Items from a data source
──────────────────────────────

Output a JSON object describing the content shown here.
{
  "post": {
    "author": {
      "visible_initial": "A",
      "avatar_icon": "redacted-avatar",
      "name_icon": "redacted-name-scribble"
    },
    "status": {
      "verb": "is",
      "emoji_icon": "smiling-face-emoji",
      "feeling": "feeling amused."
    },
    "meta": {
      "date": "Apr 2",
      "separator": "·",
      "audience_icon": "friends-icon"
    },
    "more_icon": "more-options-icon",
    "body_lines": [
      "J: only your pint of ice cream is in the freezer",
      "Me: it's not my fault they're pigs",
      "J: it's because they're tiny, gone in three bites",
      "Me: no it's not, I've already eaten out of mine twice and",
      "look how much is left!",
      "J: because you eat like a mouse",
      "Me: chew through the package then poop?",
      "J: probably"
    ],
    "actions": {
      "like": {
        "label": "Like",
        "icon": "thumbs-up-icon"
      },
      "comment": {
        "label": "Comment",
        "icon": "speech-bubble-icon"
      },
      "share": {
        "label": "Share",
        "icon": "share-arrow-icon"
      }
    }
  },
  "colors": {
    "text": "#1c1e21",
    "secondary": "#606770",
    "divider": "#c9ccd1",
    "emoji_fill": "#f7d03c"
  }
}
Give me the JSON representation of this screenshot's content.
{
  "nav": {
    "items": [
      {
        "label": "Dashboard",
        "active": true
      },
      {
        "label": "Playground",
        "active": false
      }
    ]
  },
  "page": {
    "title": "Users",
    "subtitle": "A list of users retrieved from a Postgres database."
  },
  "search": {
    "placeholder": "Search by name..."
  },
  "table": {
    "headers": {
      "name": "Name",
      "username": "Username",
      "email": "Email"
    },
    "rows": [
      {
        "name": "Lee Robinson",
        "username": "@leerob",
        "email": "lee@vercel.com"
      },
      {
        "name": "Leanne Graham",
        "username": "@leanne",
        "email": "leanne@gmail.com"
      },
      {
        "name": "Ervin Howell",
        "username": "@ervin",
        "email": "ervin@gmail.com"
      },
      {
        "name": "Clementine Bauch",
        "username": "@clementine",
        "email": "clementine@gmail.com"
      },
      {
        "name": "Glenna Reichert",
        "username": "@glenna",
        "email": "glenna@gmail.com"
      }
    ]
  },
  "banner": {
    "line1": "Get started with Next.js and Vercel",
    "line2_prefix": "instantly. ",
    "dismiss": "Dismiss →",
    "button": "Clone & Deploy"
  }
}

──────────────────────────────

→ **EXERCISE DIRECTIONS**:
Lines that hold "gmail" are the ones to copy; find all of them.

→ **ANSWER TO THIS EXERCISE**:
        "email": "leanne@gmail.com"
        "email": "ervin@gmail.com"
        "email": "clementine@gmail.com"
        "email": "glenna@gmail.com"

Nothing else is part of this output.